Cmdlets usually return a large collection of objects, but often you only need a few of them. In these cases, you can pipe the cmdlet’s output to the Where-Object cmdlet (alias Where or ?) that serves as a filter.

If you use PowerShell to read system information such as a list of files from a folder, the currently running processes, or user objects from Active Directory, you typically receive an array with numerous elements. To display all returned objects with only a few of the properties, you can pipe the result to Select-Object.

Where with conditions ^

However, if you want to restrict the output to objects that meet certain criteria, Where-Object is the right cmdlet for the task. The cmdlet expects a condition as input that you can formulate with comparison operators.

The following example displays all files in the current directory tree that have been created or modified in 2015:

gci -r | Where {$_.LastWriteTime -gt "01/01/2015"}

Get-ChildItem (alias gci) returns a list of file objects that we pipe to Where-Object. The automatic variable $_ is a placeholder for each object that is passed to Where-Object through the pipeline. The cmdlet tests the variable’s LastWriteTime property to see whether its value is greater than 01/01/2015. This ensures that only files that have been modified after this date will appear in the output.

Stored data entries

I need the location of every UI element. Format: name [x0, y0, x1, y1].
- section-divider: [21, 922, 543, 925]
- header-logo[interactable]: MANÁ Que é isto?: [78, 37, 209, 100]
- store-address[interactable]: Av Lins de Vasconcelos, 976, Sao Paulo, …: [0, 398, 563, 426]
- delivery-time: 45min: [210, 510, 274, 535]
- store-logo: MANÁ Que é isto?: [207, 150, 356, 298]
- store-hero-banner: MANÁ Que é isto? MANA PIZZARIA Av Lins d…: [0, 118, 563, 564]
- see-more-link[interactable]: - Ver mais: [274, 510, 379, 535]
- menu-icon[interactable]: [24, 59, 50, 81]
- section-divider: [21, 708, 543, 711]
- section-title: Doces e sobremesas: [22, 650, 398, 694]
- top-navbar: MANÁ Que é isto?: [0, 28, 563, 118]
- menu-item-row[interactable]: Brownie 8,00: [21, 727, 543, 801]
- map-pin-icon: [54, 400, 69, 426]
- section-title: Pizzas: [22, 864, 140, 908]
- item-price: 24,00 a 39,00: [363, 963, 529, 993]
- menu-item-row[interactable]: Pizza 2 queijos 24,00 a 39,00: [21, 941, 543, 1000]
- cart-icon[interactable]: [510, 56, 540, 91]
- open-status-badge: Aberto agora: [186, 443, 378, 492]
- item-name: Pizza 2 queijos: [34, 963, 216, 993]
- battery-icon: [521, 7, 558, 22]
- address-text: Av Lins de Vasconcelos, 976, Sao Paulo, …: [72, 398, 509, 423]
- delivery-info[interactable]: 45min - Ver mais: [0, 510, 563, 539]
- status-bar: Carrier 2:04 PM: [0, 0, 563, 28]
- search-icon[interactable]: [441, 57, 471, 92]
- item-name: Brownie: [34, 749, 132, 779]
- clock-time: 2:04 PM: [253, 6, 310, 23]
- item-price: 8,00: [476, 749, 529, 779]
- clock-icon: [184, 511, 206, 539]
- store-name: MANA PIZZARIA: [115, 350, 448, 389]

▸ EXPLORE THE MATERIAL
A – Condense the paragraph of the Where-Object text that begins "Get-ChildItem (alias gci) returns" into a shorter version that keeps its main facts.
B – Update the passage of the Where-Object text starting at "If you use PowerShell" and ending at "result to Select-Object.", replacing "processes" with "services".

▸ ANSWERS TO EACH TASK
A – Get-ChildItem (gci) returns file objects that are piped to Where-Object. The automatic variable $_ stands for each object passed through the pipeline. Where-Object checks whether each object's LastWriteTime is greater than 01/01/2015, so only files modified after that date are output.

B –
If you use PowerShell to read system information such as a list of files from a folder, the currently running services, or user objects from Active Directory, you typically receive an array with numerous elements. To display all returned objects with only a few of the properties, you can pipe the result to Select-Object.